---------- Records shown

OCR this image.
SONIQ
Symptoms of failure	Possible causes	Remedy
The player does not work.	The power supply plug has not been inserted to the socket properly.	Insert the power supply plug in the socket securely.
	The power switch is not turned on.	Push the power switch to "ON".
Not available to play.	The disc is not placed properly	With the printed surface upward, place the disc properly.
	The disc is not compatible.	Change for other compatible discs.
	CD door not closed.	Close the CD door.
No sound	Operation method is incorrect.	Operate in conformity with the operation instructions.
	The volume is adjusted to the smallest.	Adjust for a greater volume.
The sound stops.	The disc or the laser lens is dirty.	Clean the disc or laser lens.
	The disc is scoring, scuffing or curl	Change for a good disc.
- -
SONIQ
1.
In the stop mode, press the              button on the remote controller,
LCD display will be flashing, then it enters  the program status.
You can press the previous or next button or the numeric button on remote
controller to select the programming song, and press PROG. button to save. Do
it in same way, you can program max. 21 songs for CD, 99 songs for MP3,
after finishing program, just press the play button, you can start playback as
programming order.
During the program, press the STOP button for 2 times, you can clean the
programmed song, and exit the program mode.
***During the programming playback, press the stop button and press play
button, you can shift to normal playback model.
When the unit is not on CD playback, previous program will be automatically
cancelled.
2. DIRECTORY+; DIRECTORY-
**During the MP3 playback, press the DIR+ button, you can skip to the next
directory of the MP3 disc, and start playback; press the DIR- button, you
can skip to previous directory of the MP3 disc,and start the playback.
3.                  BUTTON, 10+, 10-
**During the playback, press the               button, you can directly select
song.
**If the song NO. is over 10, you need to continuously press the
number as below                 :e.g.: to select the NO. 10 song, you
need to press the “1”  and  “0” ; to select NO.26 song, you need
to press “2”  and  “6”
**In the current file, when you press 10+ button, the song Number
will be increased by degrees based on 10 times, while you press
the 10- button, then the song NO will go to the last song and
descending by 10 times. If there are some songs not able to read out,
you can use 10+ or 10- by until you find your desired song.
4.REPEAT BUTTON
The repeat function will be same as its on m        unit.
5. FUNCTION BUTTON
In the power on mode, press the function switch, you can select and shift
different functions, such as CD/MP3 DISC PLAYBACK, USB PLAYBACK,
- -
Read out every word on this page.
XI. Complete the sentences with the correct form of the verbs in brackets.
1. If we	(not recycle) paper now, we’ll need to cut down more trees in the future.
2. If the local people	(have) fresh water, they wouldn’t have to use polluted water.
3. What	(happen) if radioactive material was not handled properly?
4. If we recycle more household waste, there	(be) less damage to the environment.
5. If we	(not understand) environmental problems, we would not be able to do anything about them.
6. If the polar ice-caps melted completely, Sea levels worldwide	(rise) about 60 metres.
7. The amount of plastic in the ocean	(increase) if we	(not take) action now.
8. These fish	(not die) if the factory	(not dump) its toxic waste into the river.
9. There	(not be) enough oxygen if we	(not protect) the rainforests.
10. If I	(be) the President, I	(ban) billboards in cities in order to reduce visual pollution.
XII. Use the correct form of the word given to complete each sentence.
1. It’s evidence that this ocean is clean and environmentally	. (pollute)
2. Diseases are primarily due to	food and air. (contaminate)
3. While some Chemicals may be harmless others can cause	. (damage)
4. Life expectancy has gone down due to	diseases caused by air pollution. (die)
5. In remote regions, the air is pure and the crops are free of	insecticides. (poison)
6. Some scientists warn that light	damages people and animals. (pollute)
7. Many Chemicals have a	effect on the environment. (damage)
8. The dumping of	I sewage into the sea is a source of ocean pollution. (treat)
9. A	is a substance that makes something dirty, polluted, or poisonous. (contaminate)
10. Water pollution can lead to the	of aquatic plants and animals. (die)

--------------------
---------- Records shown

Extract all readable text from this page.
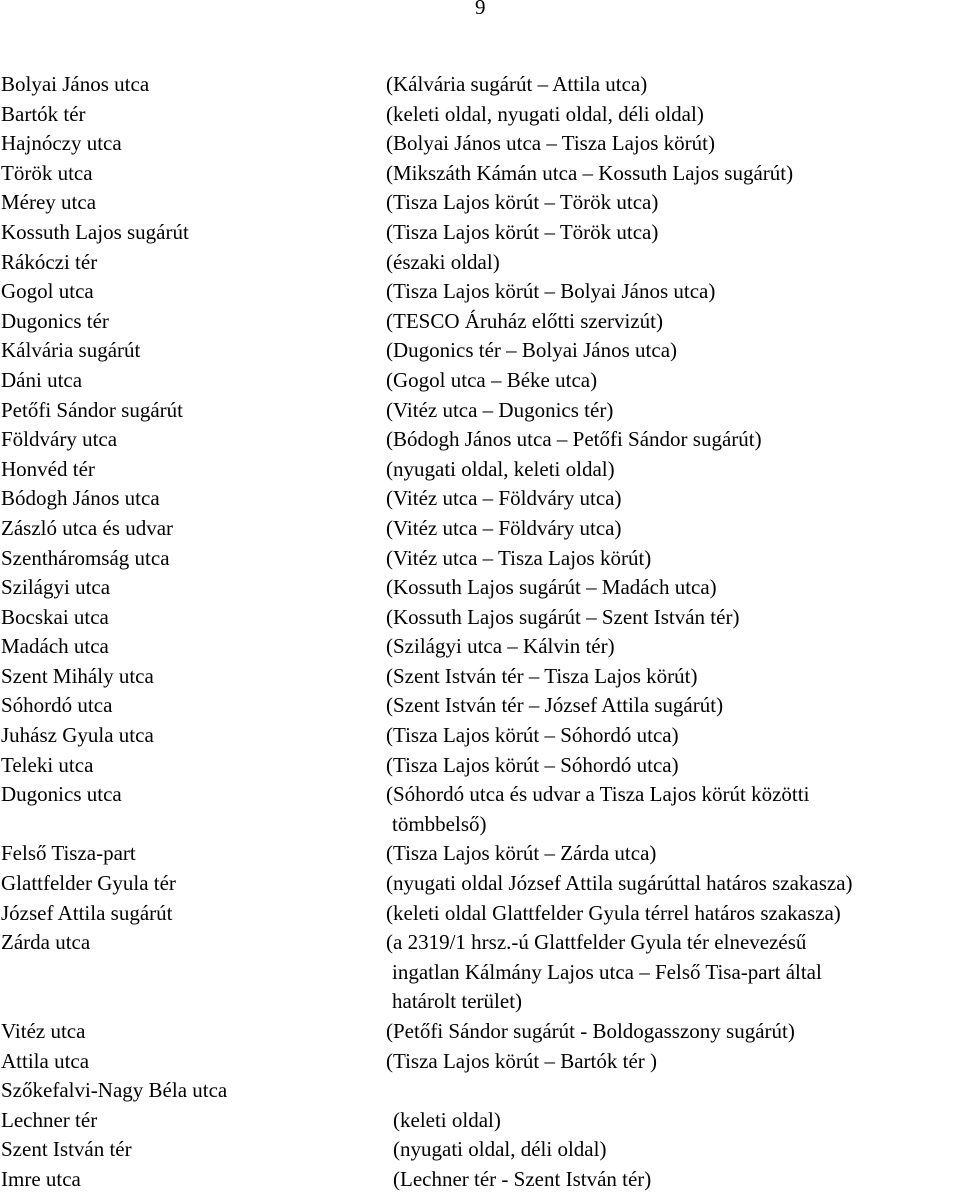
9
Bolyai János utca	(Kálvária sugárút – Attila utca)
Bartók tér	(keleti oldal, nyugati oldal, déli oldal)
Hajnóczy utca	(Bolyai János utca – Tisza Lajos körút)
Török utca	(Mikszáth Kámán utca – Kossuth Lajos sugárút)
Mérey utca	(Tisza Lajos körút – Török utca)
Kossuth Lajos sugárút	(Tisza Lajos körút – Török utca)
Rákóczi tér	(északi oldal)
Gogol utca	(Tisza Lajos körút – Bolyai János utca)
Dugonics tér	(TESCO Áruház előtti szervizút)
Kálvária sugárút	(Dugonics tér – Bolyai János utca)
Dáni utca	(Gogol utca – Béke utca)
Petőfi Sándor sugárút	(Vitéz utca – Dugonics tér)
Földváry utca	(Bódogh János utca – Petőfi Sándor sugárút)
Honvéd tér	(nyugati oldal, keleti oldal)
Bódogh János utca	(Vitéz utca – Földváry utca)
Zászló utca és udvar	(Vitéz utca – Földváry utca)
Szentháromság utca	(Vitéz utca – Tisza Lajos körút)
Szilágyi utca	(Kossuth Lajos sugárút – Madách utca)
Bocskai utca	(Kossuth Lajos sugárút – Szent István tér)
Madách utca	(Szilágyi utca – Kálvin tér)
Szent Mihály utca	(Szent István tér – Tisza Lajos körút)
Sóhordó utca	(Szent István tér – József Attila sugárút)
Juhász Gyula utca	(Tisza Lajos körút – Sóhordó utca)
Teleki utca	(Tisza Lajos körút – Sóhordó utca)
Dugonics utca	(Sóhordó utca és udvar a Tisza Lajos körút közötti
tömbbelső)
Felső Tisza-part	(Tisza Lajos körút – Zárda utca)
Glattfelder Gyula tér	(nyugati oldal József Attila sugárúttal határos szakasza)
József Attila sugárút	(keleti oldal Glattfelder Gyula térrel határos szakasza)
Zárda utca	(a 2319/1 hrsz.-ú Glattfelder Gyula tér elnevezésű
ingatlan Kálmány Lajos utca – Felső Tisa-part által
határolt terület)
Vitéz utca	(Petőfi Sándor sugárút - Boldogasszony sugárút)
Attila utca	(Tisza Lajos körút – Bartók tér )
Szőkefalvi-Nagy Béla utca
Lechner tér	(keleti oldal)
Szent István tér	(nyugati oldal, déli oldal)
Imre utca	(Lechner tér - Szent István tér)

--------------------

■ Directions
Using the material above, copy every line in which the string "about" occurs.

■ Response to the exercise
5. If we	(not understand) environmental problems, we would not be able to do anything about them.
6. If the polar ice-caps melted completely, Sea levels worldwide	(rise) about 60 metres.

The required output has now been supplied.